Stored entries
★ ★ ★ ★

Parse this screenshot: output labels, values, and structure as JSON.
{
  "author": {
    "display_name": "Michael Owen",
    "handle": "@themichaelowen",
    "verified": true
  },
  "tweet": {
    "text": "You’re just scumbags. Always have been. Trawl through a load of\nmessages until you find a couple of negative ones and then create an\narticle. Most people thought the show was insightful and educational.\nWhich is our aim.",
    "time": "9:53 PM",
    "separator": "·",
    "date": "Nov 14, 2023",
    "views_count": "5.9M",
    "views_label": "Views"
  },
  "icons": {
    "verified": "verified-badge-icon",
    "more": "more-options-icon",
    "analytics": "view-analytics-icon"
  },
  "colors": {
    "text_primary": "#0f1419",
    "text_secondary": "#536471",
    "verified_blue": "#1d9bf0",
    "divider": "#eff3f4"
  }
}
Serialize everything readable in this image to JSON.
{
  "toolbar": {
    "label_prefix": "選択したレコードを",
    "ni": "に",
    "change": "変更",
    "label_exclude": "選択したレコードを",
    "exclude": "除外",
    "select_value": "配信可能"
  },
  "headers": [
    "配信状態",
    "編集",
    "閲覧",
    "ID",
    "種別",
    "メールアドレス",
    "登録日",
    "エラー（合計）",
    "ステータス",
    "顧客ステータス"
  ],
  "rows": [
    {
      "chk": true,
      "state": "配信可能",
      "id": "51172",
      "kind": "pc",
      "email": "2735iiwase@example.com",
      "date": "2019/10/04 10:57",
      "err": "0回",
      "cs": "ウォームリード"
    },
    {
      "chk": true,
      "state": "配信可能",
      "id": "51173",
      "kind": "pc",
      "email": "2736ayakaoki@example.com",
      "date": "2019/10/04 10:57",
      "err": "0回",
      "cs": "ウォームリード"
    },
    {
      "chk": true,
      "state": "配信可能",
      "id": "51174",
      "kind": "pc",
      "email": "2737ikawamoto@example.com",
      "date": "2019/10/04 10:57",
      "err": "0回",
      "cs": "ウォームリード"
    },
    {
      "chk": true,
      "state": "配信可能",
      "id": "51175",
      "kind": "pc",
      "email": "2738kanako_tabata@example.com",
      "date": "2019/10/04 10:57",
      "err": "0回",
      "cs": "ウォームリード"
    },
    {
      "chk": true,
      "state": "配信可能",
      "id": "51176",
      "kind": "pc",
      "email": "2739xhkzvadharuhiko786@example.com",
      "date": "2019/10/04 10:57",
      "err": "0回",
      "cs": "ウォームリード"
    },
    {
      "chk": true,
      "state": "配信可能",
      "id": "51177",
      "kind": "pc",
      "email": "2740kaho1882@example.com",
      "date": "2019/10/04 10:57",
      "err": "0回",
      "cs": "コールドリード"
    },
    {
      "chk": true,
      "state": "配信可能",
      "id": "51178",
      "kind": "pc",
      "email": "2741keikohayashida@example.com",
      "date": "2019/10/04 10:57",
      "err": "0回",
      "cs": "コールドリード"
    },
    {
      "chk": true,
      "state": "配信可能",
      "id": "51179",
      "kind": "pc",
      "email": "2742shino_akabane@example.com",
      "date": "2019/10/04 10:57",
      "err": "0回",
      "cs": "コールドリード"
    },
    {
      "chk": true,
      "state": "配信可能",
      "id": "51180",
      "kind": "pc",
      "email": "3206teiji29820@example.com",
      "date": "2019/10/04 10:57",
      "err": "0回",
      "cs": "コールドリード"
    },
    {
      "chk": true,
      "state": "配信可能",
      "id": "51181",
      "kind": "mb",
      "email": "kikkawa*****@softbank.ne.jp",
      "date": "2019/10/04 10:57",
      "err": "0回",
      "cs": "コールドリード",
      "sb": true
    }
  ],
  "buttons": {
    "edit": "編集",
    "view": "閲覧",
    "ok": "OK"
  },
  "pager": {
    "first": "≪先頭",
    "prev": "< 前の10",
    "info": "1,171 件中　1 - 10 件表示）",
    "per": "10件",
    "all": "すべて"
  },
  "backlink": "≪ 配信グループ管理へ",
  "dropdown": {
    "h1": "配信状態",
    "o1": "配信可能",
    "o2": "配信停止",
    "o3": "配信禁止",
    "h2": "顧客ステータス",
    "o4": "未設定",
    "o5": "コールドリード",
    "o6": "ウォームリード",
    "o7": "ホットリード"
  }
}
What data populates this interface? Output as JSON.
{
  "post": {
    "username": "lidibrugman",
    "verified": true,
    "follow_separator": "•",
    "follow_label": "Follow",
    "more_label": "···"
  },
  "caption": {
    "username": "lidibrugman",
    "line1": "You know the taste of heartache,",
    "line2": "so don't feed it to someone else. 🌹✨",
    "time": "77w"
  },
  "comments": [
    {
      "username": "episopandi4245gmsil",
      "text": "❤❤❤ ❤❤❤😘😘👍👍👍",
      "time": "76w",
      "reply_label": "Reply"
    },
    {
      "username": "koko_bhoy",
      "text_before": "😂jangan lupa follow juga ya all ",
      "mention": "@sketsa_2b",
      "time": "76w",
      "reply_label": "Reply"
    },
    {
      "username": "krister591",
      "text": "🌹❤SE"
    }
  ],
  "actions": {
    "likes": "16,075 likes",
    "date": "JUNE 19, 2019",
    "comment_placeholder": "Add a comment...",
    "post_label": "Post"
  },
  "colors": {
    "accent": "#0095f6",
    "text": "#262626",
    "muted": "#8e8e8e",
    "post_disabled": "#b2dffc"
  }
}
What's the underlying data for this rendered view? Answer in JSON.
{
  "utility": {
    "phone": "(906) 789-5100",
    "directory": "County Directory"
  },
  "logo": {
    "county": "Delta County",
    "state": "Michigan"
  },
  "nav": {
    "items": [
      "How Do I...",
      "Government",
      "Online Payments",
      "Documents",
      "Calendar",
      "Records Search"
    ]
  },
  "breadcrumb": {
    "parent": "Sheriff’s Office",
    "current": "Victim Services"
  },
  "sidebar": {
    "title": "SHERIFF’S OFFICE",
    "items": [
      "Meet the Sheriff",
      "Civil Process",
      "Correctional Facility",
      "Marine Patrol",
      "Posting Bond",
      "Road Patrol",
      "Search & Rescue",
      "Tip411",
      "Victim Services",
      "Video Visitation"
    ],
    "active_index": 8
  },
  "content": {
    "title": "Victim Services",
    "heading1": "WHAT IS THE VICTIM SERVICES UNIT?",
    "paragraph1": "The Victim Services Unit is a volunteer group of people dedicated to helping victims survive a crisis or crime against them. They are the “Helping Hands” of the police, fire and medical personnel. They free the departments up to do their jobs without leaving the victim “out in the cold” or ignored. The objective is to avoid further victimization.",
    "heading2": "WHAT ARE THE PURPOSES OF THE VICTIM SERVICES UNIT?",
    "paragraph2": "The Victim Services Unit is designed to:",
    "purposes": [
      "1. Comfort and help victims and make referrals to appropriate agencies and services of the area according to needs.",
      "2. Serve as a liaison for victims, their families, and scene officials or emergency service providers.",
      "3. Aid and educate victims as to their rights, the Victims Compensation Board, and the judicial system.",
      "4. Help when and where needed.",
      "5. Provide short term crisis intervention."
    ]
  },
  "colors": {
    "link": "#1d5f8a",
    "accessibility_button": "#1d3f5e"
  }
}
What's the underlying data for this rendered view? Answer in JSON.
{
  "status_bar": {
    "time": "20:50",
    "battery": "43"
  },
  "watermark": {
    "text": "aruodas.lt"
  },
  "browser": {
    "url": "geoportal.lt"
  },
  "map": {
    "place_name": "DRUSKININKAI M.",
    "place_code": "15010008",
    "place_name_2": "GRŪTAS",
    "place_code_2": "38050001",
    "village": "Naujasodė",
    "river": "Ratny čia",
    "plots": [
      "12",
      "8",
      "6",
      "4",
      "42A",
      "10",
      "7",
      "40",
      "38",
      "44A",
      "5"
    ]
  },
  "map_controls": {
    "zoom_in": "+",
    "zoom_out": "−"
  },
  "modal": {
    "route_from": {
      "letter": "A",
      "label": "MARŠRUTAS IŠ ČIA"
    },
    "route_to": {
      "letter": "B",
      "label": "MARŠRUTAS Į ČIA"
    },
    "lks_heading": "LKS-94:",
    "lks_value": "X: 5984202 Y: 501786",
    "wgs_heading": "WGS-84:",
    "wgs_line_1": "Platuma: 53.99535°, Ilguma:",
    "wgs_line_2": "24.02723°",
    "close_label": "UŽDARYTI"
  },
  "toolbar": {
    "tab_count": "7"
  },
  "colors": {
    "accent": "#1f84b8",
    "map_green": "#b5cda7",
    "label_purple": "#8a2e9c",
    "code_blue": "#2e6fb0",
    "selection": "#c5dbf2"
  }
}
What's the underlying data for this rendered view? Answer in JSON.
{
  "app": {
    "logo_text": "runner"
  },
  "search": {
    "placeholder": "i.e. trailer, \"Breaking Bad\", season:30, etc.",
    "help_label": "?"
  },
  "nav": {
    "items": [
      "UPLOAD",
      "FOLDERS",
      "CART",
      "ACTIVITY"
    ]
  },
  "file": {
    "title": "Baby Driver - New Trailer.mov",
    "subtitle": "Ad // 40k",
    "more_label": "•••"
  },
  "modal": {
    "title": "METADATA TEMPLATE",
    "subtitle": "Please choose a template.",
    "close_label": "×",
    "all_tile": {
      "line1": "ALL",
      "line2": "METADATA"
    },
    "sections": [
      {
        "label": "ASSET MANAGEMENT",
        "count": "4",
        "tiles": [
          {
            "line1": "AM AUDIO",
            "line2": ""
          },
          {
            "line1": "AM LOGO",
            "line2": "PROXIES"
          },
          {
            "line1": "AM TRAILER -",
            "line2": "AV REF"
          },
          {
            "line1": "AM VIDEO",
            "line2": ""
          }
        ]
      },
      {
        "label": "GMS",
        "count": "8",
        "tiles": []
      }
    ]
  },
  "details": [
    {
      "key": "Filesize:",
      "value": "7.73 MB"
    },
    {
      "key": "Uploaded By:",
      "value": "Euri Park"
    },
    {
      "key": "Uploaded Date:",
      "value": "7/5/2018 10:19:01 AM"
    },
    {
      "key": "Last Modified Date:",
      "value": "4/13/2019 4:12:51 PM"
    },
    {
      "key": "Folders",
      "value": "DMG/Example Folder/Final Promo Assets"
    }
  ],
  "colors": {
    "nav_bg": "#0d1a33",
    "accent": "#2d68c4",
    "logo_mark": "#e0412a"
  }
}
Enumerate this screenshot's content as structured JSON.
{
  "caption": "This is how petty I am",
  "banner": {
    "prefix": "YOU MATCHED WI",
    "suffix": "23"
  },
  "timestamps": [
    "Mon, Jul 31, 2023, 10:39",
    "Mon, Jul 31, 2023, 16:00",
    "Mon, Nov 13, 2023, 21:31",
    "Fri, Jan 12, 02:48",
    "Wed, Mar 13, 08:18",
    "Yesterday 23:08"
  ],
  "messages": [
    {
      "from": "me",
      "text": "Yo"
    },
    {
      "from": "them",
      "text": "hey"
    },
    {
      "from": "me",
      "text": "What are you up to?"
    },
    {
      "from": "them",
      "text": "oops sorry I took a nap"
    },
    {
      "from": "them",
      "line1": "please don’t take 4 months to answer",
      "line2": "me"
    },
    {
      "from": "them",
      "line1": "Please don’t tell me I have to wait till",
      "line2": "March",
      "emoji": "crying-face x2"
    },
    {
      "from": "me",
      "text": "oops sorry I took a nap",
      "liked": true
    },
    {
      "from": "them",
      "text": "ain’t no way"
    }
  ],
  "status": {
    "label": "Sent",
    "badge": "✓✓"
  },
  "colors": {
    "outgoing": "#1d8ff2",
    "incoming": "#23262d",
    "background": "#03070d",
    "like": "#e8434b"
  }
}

★ ★ ★ ★

Your instructions — Pick out all the lines with the word "caption" in them and copy them.

Answer for this exercise —
  "caption": {
  "caption": "This is how petty I am",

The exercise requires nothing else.